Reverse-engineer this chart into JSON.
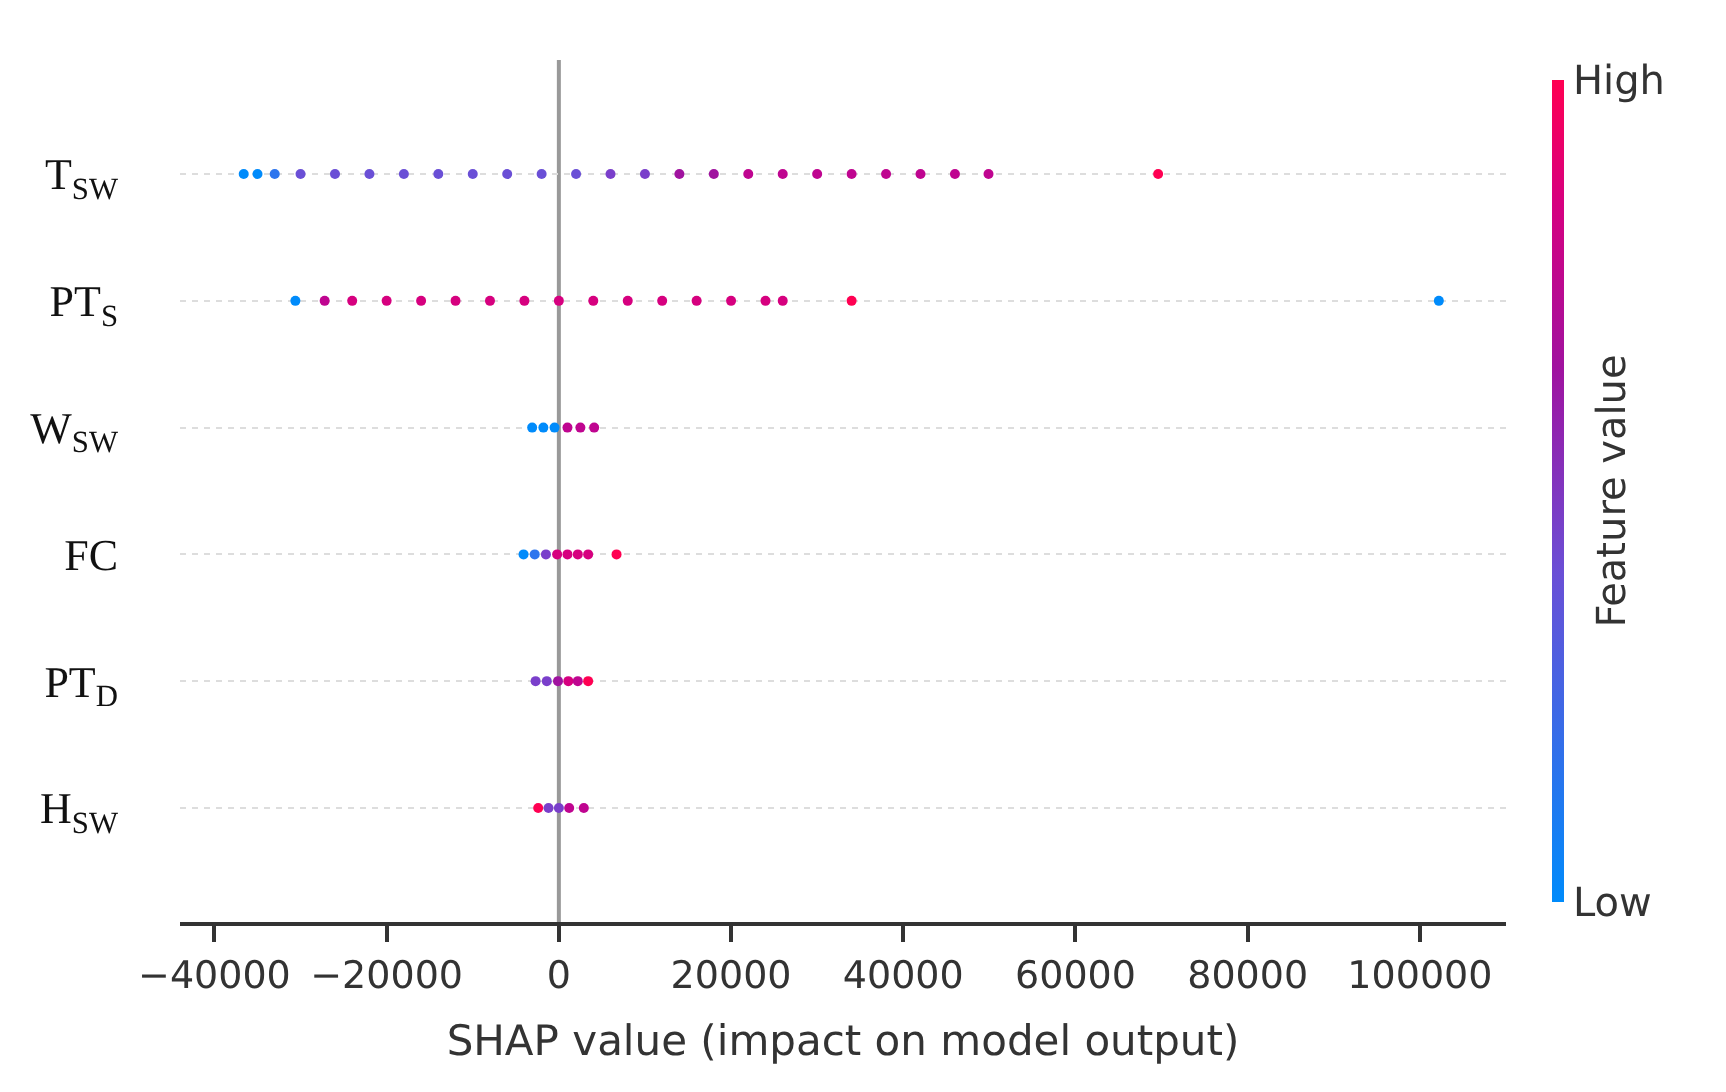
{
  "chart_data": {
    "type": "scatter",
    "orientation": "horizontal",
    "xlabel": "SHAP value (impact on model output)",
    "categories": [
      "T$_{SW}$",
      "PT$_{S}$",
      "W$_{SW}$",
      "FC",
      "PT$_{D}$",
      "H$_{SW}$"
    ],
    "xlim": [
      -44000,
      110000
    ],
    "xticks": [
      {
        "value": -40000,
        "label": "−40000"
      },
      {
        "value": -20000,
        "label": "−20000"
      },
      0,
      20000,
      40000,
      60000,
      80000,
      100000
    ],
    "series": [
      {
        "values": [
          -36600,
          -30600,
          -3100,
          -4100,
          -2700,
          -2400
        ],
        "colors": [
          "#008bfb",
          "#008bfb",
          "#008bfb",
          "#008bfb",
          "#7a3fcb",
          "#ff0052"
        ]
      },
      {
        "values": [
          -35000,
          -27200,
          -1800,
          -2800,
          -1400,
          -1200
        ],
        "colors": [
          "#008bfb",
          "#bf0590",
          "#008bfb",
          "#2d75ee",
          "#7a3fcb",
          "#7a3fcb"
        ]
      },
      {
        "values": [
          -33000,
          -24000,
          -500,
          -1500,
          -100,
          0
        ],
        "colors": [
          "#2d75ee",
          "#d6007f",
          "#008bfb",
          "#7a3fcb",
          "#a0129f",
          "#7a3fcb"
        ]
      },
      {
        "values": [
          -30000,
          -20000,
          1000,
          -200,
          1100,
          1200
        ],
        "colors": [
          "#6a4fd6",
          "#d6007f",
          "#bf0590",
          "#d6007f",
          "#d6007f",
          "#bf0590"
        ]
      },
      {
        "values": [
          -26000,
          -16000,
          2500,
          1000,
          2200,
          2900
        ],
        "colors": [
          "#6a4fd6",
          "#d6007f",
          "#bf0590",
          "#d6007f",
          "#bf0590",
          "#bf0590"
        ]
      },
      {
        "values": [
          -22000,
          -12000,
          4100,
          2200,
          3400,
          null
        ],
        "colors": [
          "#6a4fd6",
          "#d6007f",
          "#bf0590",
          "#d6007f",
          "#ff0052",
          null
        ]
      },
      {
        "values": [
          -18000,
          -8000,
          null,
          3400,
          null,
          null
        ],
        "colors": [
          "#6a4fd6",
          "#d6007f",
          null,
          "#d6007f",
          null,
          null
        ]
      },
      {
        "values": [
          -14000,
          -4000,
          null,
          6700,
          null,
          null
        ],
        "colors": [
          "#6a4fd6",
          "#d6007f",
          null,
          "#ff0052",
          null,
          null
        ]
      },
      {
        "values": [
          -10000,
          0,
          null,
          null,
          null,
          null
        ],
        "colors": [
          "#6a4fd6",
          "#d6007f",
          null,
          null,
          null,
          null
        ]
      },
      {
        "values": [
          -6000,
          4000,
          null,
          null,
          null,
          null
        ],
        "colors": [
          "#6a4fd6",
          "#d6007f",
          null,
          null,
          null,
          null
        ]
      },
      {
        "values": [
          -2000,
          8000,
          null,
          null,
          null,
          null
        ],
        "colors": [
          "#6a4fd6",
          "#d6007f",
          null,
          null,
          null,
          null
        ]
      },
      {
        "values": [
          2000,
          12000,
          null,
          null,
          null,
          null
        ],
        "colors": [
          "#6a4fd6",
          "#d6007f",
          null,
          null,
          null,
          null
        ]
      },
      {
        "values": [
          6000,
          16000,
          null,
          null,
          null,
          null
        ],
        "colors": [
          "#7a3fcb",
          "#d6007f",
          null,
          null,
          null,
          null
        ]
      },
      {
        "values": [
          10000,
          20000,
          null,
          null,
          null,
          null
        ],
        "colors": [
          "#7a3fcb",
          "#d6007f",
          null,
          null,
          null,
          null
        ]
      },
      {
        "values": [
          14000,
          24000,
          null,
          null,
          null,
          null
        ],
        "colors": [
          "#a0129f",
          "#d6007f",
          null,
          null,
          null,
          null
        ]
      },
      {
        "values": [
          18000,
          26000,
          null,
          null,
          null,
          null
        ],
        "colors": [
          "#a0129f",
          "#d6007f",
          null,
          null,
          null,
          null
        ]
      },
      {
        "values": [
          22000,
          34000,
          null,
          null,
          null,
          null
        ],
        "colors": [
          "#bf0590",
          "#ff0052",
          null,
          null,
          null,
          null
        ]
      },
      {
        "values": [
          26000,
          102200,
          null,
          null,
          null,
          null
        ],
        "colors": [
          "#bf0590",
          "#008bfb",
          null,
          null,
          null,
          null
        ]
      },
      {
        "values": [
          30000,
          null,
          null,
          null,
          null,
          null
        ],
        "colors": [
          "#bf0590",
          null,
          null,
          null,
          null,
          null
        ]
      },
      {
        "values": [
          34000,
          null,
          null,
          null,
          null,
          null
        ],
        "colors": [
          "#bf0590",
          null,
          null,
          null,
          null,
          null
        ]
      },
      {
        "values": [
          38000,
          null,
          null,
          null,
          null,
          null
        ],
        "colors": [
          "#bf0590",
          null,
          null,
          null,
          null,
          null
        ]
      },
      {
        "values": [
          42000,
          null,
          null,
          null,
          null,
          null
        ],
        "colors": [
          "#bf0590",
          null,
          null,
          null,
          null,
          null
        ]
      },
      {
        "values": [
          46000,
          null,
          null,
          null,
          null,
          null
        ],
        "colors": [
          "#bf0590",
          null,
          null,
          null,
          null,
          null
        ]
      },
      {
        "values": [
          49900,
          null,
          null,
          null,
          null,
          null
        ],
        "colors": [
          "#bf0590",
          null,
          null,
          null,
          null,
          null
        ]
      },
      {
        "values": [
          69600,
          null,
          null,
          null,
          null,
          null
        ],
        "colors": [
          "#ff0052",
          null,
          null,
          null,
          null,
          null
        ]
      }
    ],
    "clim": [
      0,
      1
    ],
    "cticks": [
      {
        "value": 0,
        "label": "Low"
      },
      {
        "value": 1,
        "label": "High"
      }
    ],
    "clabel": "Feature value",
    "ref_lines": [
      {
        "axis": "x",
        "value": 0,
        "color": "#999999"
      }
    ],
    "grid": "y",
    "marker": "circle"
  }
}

> _Goal of the exercise_
Write out all the entries exactly, except for the pictures.

> _Final result_
Reverse-engineer this chart into JSON.
{
  "chart_data": {
    "type": "scatter",
    "orientation": "horizontal",
    "xlabel": "SHAP value (impact on model output)",
    "categories": [
      "T$_{SW}$",
      "PT$_{S}$",
      "W$_{SW}$",
      "FC",
      "PT$_{D}$",
      "H$_{SW}$"
    ],
    "xlim": [
      -44000,
      110000
    ],
    "xticks": [
      {
        "value": -40000,
        "label": "−40000"
      },
      {
        "value": -20000,
        "label": "−20000"
      },
      0,
      20000,
      40000,
      60000,
      80000,
      100000
    ],
    "series": [
      {
        "values": [
          -36600,
          -30600,
          -3100,
          -4100,
          -2700,
          -2400
        ],
        "colors": [
          "#008bfb",
          "#008bfb",
          "#008bfb",
          "#008bfb",
          "#7a3fcb",
          "#ff0052"
        ]
      },
      {
        "values": [
          -35000,
          -27200,
          -1800,
          -2800,
          -1400,
          -1200
        ],
        "colors": [
          "#008bfb",
          "#bf0590",
          "#008bfb",
          "#2d75ee",
          "#7a3fcb",
          "#7a3fcb"
        ]
      },
      {
        "values": [
          -33000,
          -24000,
          -500,
          -1500,
          -100,
          0
        ],
        "colors": [
          "#2d75ee",
          "#d6007f",
          "#008bfb",
          "#7a3fcb",
          "#a0129f",
          "#7a3fcb"
        ]
      },
      {
        "values": [
          -30000,
          -20000,
          1000,
          -200,
          1100,
          1200
        ],
        "colors": [
          "#6a4fd6",
          "#d6007f",
          "#bf0590",
          "#d6007f",
          "#d6007f",
          "#bf0590"
        ]
      },
      {
        "values": [
          -26000,
          -16000,
          2500,
          1000,
          2200,
          2900
        ],
        "colors": [
          "#6a4fd6",
          "#d6007f",
          "#bf0590",
          "#d6007f",
          "#bf0590",
          "#bf0590"
        ]
      },
      {
        "values": [
          -22000,
          -12000,
          4100,
          2200,
          3400,
          null
        ],
        "colors": [
          "#6a4fd6",
          "#d6007f",
          "#bf0590",
          "#d6007f",
          "#ff0052",
          null
        ]
      },
      {
        "values": [
          -18000,
          -8000,
          null,
          3400,
          null,
          null
        ],
        "colors": [
          "#6a4fd6",
          "#d6007f",
          null,
          "#d6007f",
          null,
          null
        ]
      },
      {
        "values": [
          -14000,
          -4000,
          null,
          6700,
          null,
          null
        ],
        "colors": [
          "#6a4fd6",
          "#d6007f",
          null,
          "#ff0052",
          null,
          null
        ]
      },
      {
        "values": [
          -10000,
          0,
          null,
          null,
          null,
          null
        ],
        "colors": [
          "#6a4fd6",
          "#d6007f",
          null,
          null,
          null,
          null
        ]
      },
      {
        "values": [
          -6000,
          4000,
          null,
          null,
          null,
          null
        ],
        "colors": [
          "#6a4fd6",
          "#d6007f",
          null,
          null,
          null,
          null
        ]
      },
      {
        "values": [
          -2000,
          8000,
          null,
          null,
          null,
          null
        ],
        "colors": [
          "#6a4fd6",
          "#d6007f",
          null,
          null,
          null,
          null
        ]
      },
      {
        "values": [
          2000,
          12000,
          null,
          null,
          null,
          null
        ],
        "colors": [
          "#6a4fd6",
          "#d6007f",
          null,
          null,
          null,
          null
        ]
      },
      {
        "values": [
          6000,
          16000,
          null,
          null,
          null,
          null
        ],
        "colors": [
          "#7a3fcb",
          "#d6007f",
          null,
          null,
          null,
          null
        ]
      },
      {
        "values": [
          10000,
          20000,
          null,
          null,
          null,
          null
        ],
        "colors": [
          "#7a3fcb",
          "#d6007f",
          null,
          null,
          null,
          null
        ]
      },
      {
        "values": [
          14000,
          24000,
          null,
          null,
          null,
          null
        ],
        "colors": [
          "#a0129f",
          "#d6007f",
          null,
          null,
          null,
          null
        ]
      },
      {
        "values": [
          18000,
          26000,
          null,
          null,
          null,
          null
        ],
        "colors": [
          "#a0129f",
          "#d6007f",
          null,
          null,
          null,
          null
        ]
      },
      {
        "values": [
          22000,
          34000,
          null,
          null,
          null,
          null
        ],
        "colors": [
          "#bf0590",
          "#ff0052",
          null,
          null,
          null,
          null
        ]
      },
      {
        "values": [
          26000,
          102200,
          null,
          null,
          null,
          null
        ],
        "colors": [
          "#bf0590",
          "#008bfb",
          null,
          null,
          null,
          null
        ]
      },
      {
        "values": [
          30000,
          null,
          null,
          null,
          null,
          null
        ],
        "colors": [
          "#bf0590",
          null,
          null,
          null,
          null,
          null
        ]
      },
      {
        "values": [
          34000,
          null,
          null,
          null,
          null,
          null
        ],
        "colors": [
          "#bf0590",
          null,
          null,
          null,
          null,
          null
        ]
      },
      {
        "values": [
          38000,
          null,
          null,
          null,
          null,
          null
        ],
        "colors": [
          "#bf0590",
          null,
          null,
          null,
          null,
          null
        ]
      },
      {
        "values": [
          42000,
          null,
          null,
          null,
          null,
          null
        ],
        "colors": [
          "#bf0590",
          null,
          null,
          null,
          null,
          null
        ]
      },
      {
        "values": [
          46000,
          null,
          null,
          null,
          null,
          null
        ],
        "colors": [
          "#bf0590",
          null,
          null,
          null,
          null,
          null
        ]
      },
      {
        "values": [
          49900,
          null,
          null,
          null,
          null,
          null
        ],
        "colors": [
          "#bf0590",
          null,
          null,
          null,
          null,
          null
        ]
      },
      {
        "values": [
          69600,
          null,
          null,
          null,
          null,
          null
        ],
        "colors": [
          "#ff0052",
          null,
          null,
          null,
          null,
          null
        ]
      }
    ],
    "clim": [
      0,
      1
    ],
    "cticks": [
      {
        "value": 0,
        "label": "Low"
      },
      {
        "value": 1,
        "label": "High"
      }
    ],
    "clabel": "Feature value",
    "ref_lines": [
      {
        "axis": "x",
        "value": 0,
        "color": "#999999"
      }
    ],
    "grid": "y",
    "marker": "circle"
  }
}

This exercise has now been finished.